Make an exact copy of the entries, and keep any pictures out of it.
>> START
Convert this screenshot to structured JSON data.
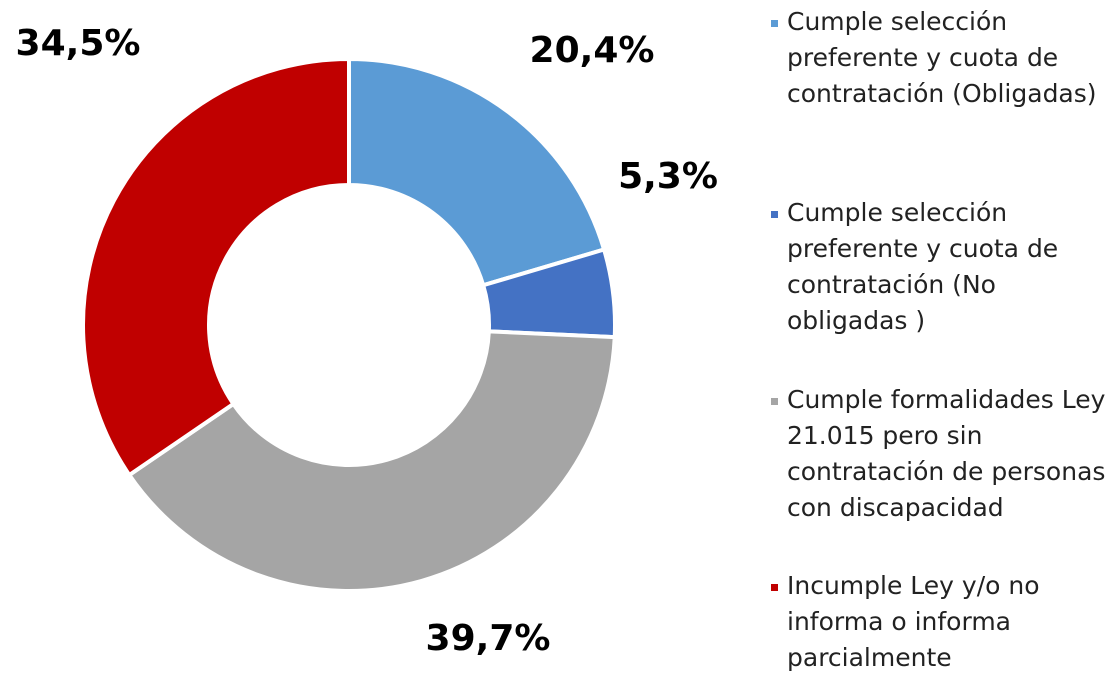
{
  "chart_data": {
    "type": "donut",
    "categories": [
      "Cumple selección preferente y cuota de contratación (Obligadas)",
      "Cumple selección preferente y cuota de contratación (No obligadas )",
      "Cumple formalidades Ley 21.015 pero sin contratación de personas con discapacidad",
      "Incumple Ley y/o no informa o informa parcialmente"
    ],
    "values": [
      20.4,
      5.3,
      39.7,
      34.5
    ],
    "value_labels": [
      "20,4%",
      "5,3%",
      "39,7%",
      "34,5%"
    ],
    "colors": [
      "#5b9bd5",
      "#4472c4",
      "#a5a5a5",
      "#c00000"
    ],
    "legend": "right"
  }
}
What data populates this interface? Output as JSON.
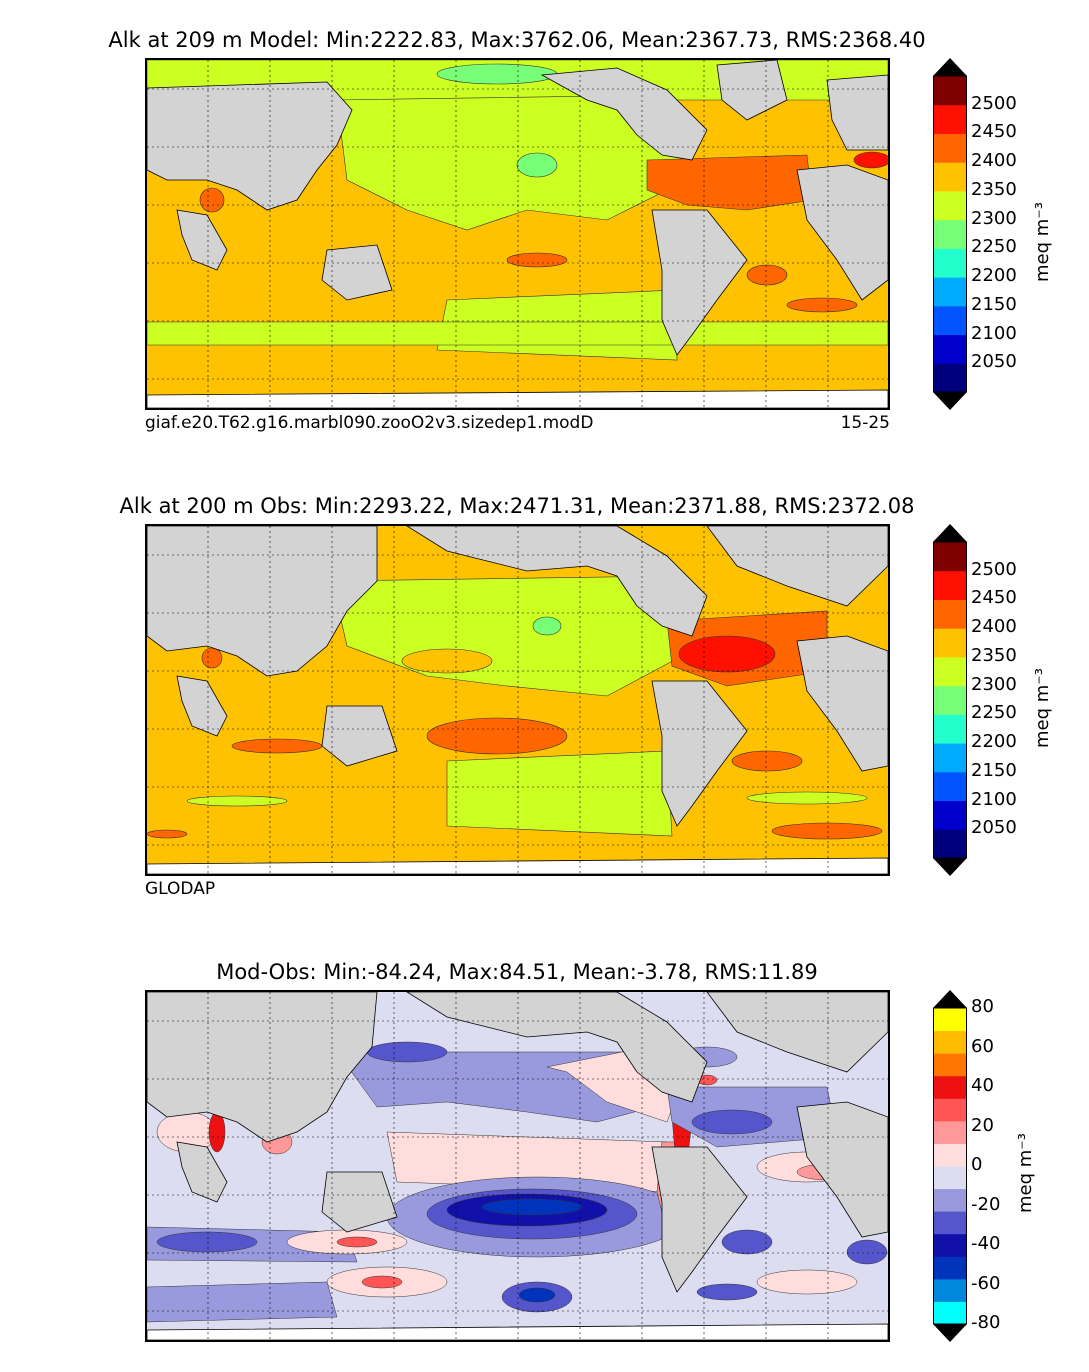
>> END
* [Task output]:
Convert this screenshot to structured JSON data.
{
  "chart_data": {
    "type": "donut",
    "categories": [
      "Cumple selección preferente y cuota de contratación (Obligadas)",
      "Cumple selección preferente y cuota de contratación (No obligadas )",
      "Cumple formalidades Ley 21.015 pero sin contratación de personas con discapacidad",
      "Incumple Ley y/o no informa o informa parcialmente"
    ],
    "values": [
      20.4,
      5.3,
      39.7,
      34.5
    ],
    "value_labels": [
      "20,4%",
      "5,3%",
      "39,7%",
      "34,5%"
    ],
    "colors": [
      "#5b9bd5",
      "#4472c4",
      "#a5a5a5",
      "#c00000"
    ],
    "legend": "right"
  }
}
What data populates this interface? Output as JSON.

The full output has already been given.